Can you copy out, character for character, the lines of the material below, from the line with "text: 源温度：280℃ [90, 488, 196, 506]" up to and including the line with "text: 39.0 4.1 [163, 686, 311, 704]"?

### Stored records
——

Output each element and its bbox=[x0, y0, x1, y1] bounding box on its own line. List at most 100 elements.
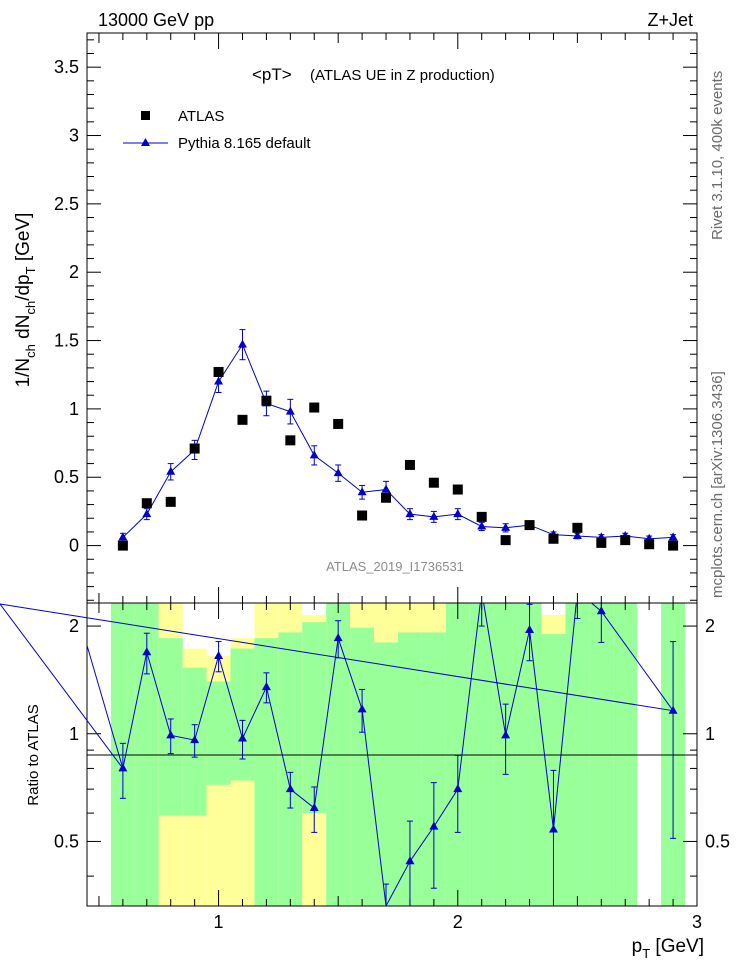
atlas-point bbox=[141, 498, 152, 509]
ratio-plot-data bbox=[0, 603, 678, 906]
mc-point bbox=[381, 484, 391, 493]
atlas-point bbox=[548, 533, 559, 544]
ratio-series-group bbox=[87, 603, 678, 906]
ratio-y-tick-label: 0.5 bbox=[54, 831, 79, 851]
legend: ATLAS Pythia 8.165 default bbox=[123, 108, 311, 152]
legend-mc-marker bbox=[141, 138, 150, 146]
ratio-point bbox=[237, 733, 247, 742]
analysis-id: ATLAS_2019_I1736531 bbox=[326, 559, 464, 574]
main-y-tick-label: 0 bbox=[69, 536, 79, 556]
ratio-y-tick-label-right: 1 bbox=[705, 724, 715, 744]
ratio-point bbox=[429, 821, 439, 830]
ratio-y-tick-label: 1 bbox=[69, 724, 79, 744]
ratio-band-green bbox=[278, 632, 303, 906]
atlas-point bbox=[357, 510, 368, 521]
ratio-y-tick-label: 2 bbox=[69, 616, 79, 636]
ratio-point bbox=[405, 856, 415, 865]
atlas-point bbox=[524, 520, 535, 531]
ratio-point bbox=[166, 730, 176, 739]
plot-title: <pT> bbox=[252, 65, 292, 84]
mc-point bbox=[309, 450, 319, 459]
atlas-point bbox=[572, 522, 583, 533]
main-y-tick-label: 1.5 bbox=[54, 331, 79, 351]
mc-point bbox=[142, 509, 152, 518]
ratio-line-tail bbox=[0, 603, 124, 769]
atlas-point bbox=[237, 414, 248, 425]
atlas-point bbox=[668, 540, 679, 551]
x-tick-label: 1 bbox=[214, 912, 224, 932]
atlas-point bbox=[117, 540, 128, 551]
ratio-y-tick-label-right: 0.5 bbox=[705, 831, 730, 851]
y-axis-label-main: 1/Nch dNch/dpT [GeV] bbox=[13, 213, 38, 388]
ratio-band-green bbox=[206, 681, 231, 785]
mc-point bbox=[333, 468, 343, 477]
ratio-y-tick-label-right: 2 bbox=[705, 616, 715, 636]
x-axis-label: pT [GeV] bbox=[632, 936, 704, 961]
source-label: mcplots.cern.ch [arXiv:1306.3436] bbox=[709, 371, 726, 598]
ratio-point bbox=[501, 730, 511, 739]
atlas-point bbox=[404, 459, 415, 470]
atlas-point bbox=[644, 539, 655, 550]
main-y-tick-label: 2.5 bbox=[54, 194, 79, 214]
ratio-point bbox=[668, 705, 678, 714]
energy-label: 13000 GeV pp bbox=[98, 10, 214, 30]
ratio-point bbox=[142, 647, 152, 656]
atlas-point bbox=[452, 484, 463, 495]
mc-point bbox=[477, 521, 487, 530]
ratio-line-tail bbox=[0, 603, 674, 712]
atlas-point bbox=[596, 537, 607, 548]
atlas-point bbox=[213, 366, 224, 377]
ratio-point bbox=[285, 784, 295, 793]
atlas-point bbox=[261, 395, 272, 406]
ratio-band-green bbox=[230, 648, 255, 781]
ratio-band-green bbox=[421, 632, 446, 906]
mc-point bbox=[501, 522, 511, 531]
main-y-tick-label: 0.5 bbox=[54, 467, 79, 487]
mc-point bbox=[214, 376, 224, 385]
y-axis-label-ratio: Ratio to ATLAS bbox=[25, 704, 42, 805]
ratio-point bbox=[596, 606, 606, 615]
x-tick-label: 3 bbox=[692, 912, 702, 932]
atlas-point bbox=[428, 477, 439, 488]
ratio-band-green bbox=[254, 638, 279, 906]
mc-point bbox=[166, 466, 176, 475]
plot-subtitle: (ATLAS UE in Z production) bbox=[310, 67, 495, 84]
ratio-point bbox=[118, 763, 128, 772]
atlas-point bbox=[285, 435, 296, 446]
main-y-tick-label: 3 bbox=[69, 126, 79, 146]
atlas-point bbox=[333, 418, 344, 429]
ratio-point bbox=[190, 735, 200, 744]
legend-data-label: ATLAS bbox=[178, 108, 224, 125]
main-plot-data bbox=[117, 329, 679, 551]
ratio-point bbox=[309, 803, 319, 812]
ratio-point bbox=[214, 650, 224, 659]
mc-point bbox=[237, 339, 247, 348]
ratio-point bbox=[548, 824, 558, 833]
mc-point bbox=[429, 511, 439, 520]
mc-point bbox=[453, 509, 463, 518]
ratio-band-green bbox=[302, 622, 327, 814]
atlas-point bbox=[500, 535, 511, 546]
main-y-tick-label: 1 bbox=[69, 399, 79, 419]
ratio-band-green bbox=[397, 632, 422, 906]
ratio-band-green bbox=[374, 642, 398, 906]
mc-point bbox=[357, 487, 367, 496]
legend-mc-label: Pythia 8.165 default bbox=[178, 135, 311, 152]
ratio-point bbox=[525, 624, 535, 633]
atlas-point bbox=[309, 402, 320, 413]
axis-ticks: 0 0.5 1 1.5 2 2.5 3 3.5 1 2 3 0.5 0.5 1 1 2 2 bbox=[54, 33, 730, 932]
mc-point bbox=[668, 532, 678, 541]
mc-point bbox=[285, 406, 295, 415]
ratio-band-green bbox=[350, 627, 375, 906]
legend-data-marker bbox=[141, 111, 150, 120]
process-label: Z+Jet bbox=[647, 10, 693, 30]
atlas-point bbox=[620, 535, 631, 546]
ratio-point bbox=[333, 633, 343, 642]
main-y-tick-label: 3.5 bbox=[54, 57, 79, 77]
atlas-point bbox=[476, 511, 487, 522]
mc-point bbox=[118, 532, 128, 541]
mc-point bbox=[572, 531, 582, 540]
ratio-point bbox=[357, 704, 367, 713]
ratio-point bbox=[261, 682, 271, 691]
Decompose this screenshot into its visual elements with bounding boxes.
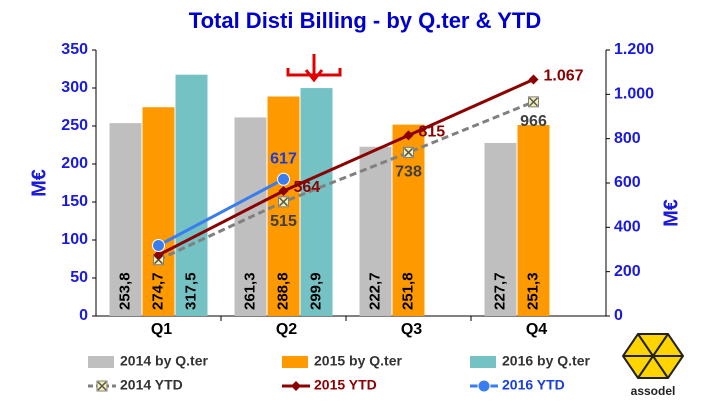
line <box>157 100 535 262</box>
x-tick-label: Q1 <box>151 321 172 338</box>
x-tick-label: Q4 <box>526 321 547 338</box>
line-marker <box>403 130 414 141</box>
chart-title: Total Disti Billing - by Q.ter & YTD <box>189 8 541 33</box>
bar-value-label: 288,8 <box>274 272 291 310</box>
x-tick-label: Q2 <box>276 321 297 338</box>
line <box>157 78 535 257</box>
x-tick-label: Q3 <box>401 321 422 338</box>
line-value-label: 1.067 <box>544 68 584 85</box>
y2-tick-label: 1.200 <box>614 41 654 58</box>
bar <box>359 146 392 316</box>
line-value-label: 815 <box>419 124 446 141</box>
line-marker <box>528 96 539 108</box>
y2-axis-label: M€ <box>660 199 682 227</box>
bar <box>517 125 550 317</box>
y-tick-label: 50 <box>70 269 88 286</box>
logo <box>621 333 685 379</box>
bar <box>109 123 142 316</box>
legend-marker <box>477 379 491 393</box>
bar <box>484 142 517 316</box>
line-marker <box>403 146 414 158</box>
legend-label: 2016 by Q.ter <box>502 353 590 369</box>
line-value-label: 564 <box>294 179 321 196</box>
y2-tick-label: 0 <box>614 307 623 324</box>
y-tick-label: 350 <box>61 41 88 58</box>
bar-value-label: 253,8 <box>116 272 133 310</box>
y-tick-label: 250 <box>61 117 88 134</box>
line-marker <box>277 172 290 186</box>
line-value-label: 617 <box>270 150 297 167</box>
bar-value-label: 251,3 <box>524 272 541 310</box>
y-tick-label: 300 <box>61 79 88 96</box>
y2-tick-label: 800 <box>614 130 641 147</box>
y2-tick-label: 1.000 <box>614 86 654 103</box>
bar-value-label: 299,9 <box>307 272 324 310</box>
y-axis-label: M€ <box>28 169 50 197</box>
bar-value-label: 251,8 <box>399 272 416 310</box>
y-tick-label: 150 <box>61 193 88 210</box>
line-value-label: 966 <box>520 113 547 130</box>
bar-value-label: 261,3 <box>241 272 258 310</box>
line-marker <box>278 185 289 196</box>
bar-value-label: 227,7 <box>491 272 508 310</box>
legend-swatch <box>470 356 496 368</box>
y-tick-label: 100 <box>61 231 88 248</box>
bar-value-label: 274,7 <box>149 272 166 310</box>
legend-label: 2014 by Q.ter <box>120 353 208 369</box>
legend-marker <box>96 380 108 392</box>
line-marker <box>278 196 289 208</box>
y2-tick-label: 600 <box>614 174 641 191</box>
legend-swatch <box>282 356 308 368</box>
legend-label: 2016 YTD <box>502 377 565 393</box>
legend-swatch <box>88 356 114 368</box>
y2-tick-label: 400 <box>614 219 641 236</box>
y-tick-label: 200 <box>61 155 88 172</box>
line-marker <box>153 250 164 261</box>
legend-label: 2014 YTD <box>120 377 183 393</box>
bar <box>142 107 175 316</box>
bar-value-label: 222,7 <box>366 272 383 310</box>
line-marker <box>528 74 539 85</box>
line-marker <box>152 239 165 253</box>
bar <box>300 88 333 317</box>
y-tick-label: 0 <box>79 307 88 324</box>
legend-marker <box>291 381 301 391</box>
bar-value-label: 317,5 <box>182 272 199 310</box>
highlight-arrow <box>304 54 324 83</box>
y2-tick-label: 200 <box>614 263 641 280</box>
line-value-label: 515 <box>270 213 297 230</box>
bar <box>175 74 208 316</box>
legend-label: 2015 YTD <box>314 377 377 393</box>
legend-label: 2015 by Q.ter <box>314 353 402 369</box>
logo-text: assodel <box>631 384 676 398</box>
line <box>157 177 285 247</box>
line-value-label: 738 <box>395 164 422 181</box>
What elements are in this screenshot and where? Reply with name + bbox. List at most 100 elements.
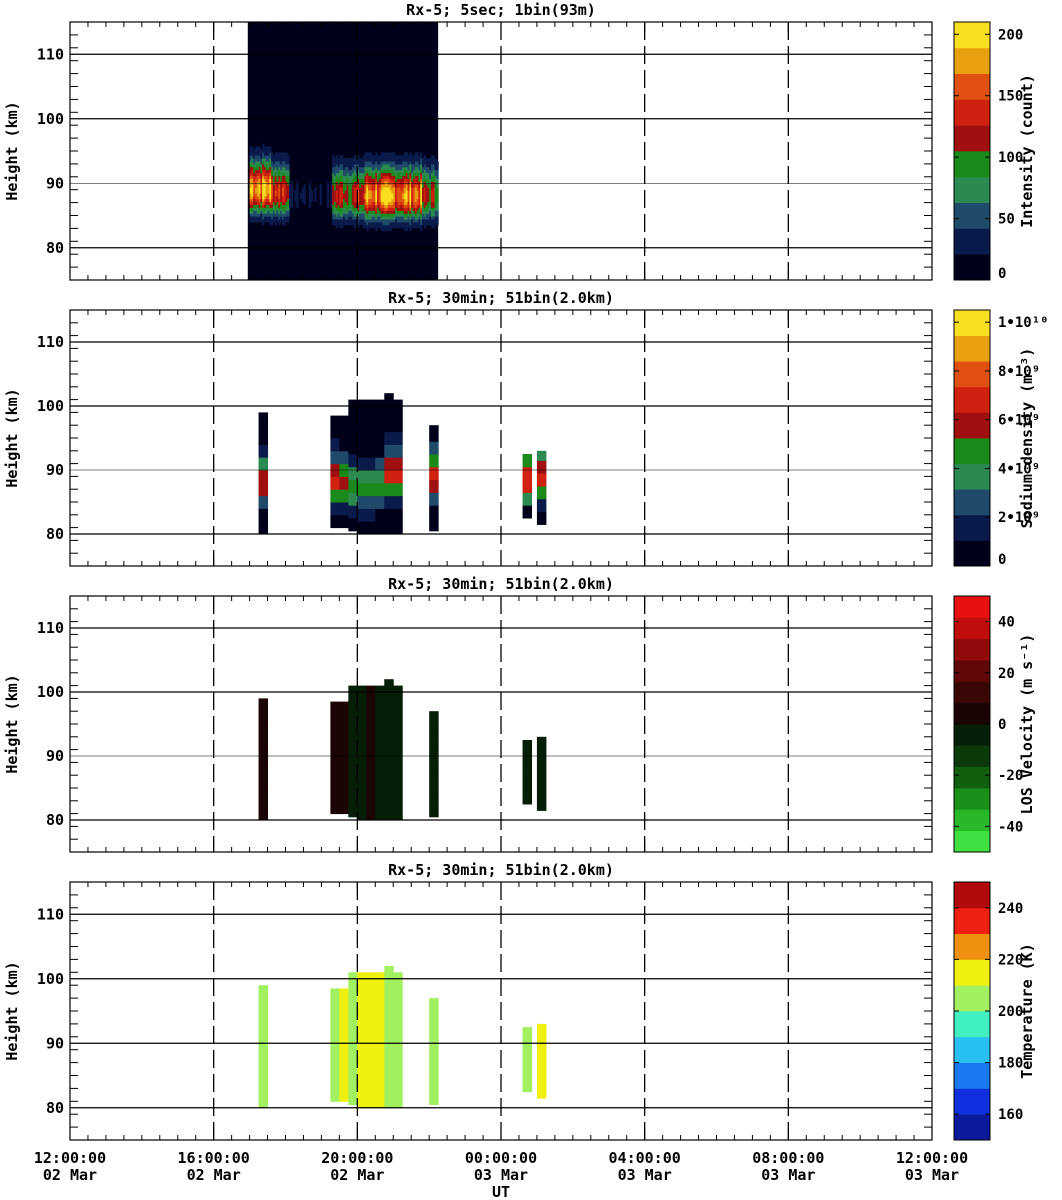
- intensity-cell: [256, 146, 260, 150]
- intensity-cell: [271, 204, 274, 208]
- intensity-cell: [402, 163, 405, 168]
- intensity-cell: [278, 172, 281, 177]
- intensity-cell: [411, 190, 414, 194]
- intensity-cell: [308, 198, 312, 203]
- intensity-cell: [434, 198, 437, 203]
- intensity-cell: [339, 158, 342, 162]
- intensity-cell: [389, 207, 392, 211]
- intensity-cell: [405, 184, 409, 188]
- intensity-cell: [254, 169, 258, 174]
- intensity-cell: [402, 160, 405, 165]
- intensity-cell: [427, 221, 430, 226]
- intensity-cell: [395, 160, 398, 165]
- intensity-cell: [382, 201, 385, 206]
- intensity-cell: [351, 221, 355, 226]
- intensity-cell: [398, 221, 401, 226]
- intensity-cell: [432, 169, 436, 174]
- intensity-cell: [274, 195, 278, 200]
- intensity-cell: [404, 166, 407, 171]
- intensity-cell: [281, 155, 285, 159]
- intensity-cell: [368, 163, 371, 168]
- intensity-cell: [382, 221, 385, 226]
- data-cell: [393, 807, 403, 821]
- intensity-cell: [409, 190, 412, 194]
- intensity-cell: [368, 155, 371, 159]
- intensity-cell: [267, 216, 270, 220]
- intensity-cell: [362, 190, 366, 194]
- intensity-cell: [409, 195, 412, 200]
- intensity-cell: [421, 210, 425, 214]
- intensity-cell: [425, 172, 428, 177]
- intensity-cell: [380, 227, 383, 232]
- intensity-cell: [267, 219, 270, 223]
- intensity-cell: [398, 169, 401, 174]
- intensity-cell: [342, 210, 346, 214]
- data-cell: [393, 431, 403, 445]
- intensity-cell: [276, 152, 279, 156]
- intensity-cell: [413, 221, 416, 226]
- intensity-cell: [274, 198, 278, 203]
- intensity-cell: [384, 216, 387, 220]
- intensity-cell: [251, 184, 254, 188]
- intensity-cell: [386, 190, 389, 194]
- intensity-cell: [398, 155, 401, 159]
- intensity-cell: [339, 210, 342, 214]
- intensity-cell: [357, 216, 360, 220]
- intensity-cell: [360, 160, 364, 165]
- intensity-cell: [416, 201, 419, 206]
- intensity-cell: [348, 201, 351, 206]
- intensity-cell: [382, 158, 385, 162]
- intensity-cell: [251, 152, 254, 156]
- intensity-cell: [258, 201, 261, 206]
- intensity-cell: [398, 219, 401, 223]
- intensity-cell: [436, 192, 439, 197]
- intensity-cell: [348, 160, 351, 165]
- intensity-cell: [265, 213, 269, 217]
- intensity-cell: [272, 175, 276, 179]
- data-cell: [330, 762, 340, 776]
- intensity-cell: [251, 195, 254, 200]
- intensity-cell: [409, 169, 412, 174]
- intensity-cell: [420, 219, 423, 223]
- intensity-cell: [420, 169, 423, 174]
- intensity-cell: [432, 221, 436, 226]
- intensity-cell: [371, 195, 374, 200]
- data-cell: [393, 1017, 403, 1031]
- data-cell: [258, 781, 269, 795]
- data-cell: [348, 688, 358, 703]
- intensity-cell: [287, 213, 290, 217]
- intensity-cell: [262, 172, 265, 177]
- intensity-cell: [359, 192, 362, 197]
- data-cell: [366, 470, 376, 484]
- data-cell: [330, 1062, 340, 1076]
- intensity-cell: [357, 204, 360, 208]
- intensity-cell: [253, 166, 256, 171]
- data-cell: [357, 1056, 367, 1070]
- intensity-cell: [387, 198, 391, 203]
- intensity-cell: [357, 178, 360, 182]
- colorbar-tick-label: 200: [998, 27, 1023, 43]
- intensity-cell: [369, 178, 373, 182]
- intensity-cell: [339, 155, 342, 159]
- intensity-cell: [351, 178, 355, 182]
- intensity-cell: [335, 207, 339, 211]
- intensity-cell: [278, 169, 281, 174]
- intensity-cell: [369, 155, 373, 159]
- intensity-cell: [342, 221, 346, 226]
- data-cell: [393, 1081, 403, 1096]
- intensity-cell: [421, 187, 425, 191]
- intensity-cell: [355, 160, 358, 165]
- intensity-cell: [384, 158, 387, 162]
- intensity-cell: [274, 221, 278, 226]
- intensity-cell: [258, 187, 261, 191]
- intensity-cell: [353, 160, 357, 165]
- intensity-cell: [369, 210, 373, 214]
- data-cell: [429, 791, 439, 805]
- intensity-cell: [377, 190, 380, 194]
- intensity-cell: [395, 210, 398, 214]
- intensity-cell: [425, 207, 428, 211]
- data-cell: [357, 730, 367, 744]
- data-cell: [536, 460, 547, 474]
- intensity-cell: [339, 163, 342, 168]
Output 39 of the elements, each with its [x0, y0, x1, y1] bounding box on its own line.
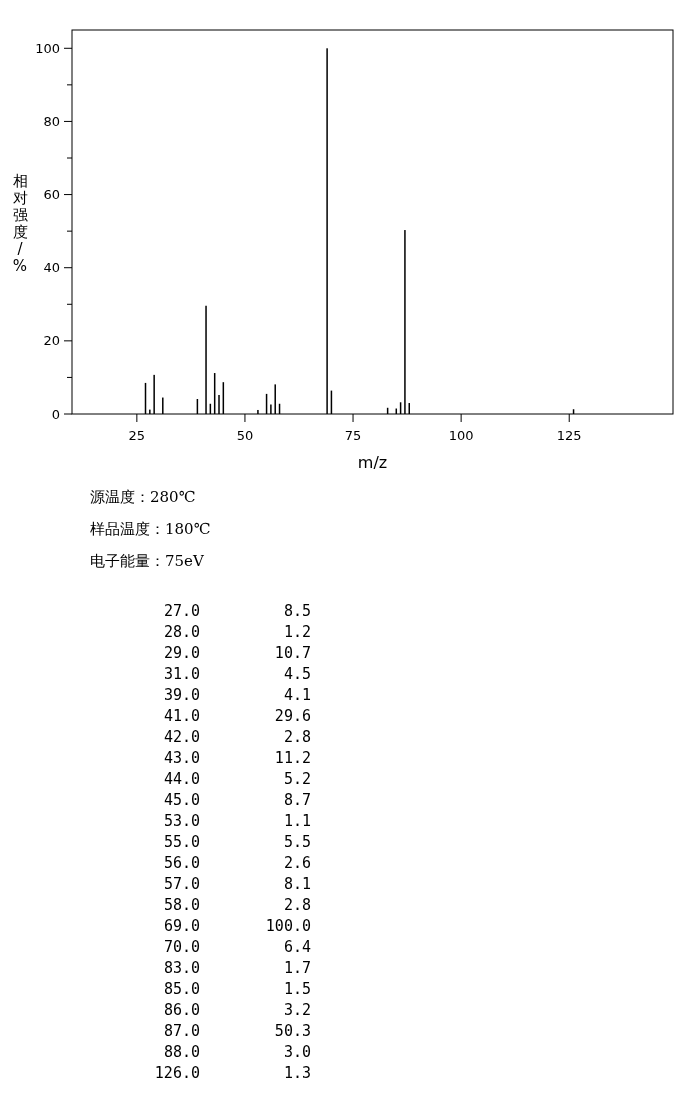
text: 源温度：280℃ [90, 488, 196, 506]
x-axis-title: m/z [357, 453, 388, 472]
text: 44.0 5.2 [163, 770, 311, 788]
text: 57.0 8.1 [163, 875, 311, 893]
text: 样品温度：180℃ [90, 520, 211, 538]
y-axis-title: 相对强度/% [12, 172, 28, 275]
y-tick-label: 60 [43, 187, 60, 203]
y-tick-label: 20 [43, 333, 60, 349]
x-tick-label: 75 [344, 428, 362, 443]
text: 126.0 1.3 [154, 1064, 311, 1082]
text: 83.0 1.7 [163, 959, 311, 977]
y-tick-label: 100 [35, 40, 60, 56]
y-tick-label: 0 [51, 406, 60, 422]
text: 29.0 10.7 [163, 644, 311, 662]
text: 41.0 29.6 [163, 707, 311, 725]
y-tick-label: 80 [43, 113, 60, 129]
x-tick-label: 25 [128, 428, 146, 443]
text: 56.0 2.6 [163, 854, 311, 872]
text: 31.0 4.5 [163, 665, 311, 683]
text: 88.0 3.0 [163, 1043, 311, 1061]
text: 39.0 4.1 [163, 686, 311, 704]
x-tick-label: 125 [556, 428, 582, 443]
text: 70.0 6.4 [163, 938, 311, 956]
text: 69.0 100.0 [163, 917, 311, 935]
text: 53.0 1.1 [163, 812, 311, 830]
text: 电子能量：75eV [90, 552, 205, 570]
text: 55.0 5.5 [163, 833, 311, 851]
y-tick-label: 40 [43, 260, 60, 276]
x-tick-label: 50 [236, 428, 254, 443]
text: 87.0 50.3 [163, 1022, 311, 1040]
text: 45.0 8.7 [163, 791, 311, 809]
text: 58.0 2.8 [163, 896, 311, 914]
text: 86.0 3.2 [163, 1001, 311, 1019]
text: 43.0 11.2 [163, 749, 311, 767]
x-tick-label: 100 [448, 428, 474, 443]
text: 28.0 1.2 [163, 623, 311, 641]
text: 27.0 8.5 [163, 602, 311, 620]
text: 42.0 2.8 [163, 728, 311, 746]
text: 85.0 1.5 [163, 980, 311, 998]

——

### Response to the exercise
text: 源温度：280℃ [90, 488, 196, 506]
x-axis-title: m/z [357, 453, 388, 472]
text: 44.0 5.2 [163, 770, 311, 788]
text: 57.0 8.1 [163, 875, 311, 893]
text: 样品温度：180℃ [90, 520, 211, 538]
y-axis-title: 相对强度/% [12, 172, 28, 275]
y-tick-label: 60 [43, 187, 60, 203]
y-tick-label: 20 [43, 333, 60, 349]
x-tick-label: 75 [344, 428, 362, 443]
text: 126.0 1.3 [154, 1064, 311, 1082]
text: 83.0 1.7 [163, 959, 311, 977]
y-tick-label: 100 [35, 40, 60, 56]
y-tick-label: 0 [51, 406, 60, 422]
text: 29.0 10.7 [163, 644, 311, 662]
text: 41.0 29.6 [163, 707, 311, 725]
y-tick-label: 80 [43, 113, 60, 129]
x-tick-label: 25 [128, 428, 146, 443]
text: 56.0 2.6 [163, 854, 311, 872]
text: 31.0 4.5 [163, 665, 311, 683]
text: 88.0 3.0 [163, 1043, 311, 1061]
text: 39.0 4.1 [163, 686, 311, 704]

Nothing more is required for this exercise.